_YOUR INSTRUCTIONS:_ Restate the listing that follows word for word, without its pictures.

★ ★ ★ ★

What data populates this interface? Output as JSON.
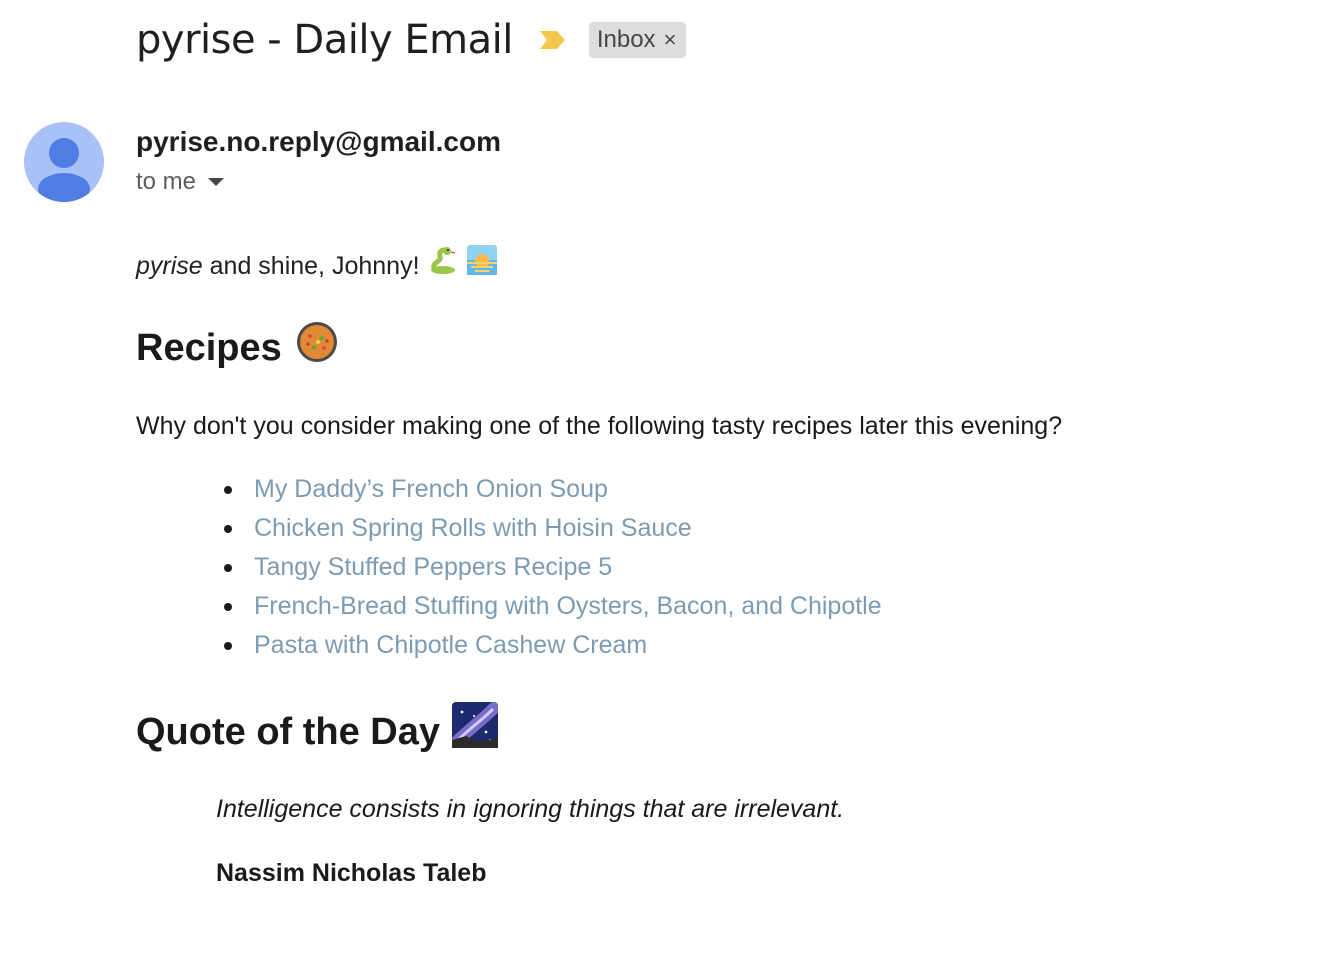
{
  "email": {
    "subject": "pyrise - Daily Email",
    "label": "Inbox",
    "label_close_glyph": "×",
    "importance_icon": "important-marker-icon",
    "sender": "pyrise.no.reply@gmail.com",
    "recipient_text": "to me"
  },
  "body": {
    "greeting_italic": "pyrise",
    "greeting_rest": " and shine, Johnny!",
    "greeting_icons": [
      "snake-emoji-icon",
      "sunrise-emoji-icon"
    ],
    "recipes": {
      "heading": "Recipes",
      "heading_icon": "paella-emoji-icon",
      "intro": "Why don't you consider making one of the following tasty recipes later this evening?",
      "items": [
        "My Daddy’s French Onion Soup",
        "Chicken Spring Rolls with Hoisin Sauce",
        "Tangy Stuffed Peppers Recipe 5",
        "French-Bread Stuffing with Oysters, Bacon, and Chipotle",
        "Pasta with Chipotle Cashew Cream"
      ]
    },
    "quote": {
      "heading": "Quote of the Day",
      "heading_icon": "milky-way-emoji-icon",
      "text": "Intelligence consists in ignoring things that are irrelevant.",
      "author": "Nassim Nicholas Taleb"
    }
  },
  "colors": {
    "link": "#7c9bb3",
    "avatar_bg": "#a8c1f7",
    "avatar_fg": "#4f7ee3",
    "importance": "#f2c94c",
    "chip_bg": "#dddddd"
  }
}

★ ★ ★ ★

_FINISHED ANSWER:_
What data populates this interface? Output as JSON.
{
  "email": {
    "subject": "pyrise - Daily Email",
    "label": "Inbox",
    "label_close_glyph": "×",
    "importance_icon": "important-marker-icon",
    "sender": "pyrise.no.reply@gmail.com",
    "recipient_text": "to me"
  },
  "body": {
    "greeting_italic": "pyrise",
    "greeting_rest": " and shine, Johnny!",
    "greeting_icons": [
      "snake-emoji-icon",
      "sunrise-emoji-icon"
    ],
    "recipes": {
      "heading": "Recipes",
      "heading_icon": "paella-emoji-icon",
      "intro": "Why don't you consider making one of the following tasty recipes later this evening?",
      "items": [
        "My Daddy’s French Onion Soup",
        "Chicken Spring Rolls with Hoisin Sauce",
        "Tangy Stuffed Peppers Recipe 5",
        "French-Bread Stuffing with Oysters, Bacon, and Chipotle",
        "Pasta with Chipotle Cashew Cream"
      ]
    },
    "quote": {
      "heading": "Quote of the Day",
      "heading_icon": "milky-way-emoji-icon",
      "text": "Intelligence consists in ignoring things that are irrelevant.",
      "author": "Nassim Nicholas Taleb"
    }
  },
  "colors": {
    "link": "#7c9bb3",
    "avatar_bg": "#a8c1f7",
    "avatar_fg": "#4f7ee3",
    "importance": "#f2c94c",
    "chip_bg": "#dddddd"
  }
}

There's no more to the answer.